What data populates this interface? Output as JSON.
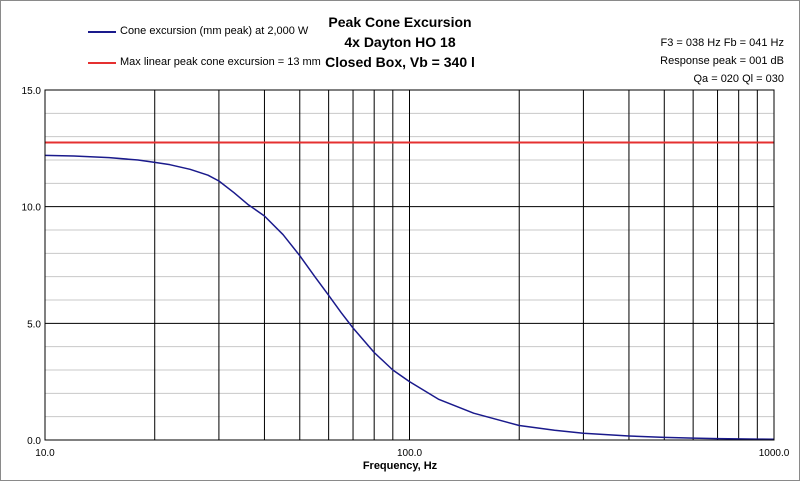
{
  "chart_data": {
    "type": "line",
    "title_lines": [
      "Peak Cone Excursion",
      "4x Dayton HO 18",
      "Closed Box, Vb = 340 l"
    ],
    "xlabel": "Frequency, Hz",
    "ylabel": "",
    "x_scale": "log",
    "xlim": [
      10,
      1000
    ],
    "ylim": [
      0,
      15
    ],
    "x_tick_labels": [
      "10.0",
      "100.0",
      "1000.0"
    ],
    "x_tick_values": [
      10,
      100,
      1000
    ],
    "y_tick_labels": [
      "0.0",
      "5.0",
      "10.0",
      "15.0"
    ],
    "y_tick_values": [
      0,
      5,
      10,
      15
    ],
    "grid": true,
    "legend_placement": "top-left",
    "info_lines": [
      "F3 = 038 Hz  Fb = 041 Hz",
      "Response peak = 001 dB",
      "Qa = 020  Ql = 030"
    ],
    "series": [
      {
        "name": "Cone excursion (mm peak) at 2,000 W",
        "color": "#1a1a8c",
        "x": [
          10,
          12,
          15,
          18,
          20,
          22,
          25,
          28,
          30,
          33,
          36,
          40,
          45,
          50,
          55,
          60,
          65,
          70,
          80,
          90,
          100,
          120,
          150,
          200,
          250,
          300,
          400,
          500,
          600,
          700,
          800,
          900,
          1000
        ],
        "y": [
          12.2,
          12.17,
          12.1,
          12.0,
          11.9,
          11.8,
          11.6,
          11.35,
          11.1,
          10.6,
          10.1,
          9.6,
          8.8,
          7.9,
          7.0,
          6.2,
          5.45,
          4.8,
          3.75,
          3.0,
          2.5,
          1.75,
          1.15,
          0.62,
          0.42,
          0.29,
          0.17,
          0.11,
          0.08,
          0.06,
          0.05,
          0.04,
          0.03
        ]
      },
      {
        "name": "Max linear peak cone excursion = 13 mm",
        "color": "#e53030",
        "x": [
          10,
          1000
        ],
        "y": [
          12.75,
          12.75
        ]
      }
    ]
  }
}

---

** Aim of the exercise **
Exclude the pictures and transcribe all of the entries exactly.

** Solution **
What data populates this interface? Output as JSON.
{
  "chart_data": {
    "type": "line",
    "title_lines": [
      "Peak Cone Excursion",
      "4x Dayton HO 18",
      "Closed Box, Vb = 340 l"
    ],
    "xlabel": "Frequency, Hz",
    "ylabel": "",
    "x_scale": "log",
    "xlim": [
      10,
      1000
    ],
    "ylim": [
      0,
      15
    ],
    "x_tick_labels": [
      "10.0",
      "100.0",
      "1000.0"
    ],
    "x_tick_values": [
      10,
      100,
      1000
    ],
    "y_tick_labels": [
      "0.0",
      "5.0",
      "10.0",
      "15.0"
    ],
    "y_tick_values": [
      0,
      5,
      10,
      15
    ],
    "grid": true,
    "legend_placement": "top-left",
    "info_lines": [
      "F3 = 038 Hz  Fb = 041 Hz",
      "Response peak = 001 dB",
      "Qa = 020  Ql = 030"
    ],
    "series": [
      {
        "name": "Cone excursion (mm peak) at 2,000 W",
        "color": "#1a1a8c",
        "x": [
          10,
          12,
          15,
          18,
          20,
          22,
          25,
          28,
          30,
          33,
          36,
          40,
          45,
          50,
          55,
          60,
          65,
          70,
          80,
          90,
          100,
          120,
          150,
          200,
          250,
          300,
          400,
          500,
          600,
          700,
          800,
          900,
          1000
        ],
        "y": [
          12.2,
          12.17,
          12.1,
          12.0,
          11.9,
          11.8,
          11.6,
          11.35,
          11.1,
          10.6,
          10.1,
          9.6,
          8.8,
          7.9,
          7.0,
          6.2,
          5.45,
          4.8,
          3.75,
          3.0,
          2.5,
          1.75,
          1.15,
          0.62,
          0.42,
          0.29,
          0.17,
          0.11,
          0.08,
          0.06,
          0.05,
          0.04,
          0.03
        ]
      },
      {
        "name": "Max linear peak cone excursion = 13 mm",
        "color": "#e53030",
        "x": [
          10,
          1000
        ],
        "y": [
          12.75,
          12.75
        ]
      }
    ]
  }
}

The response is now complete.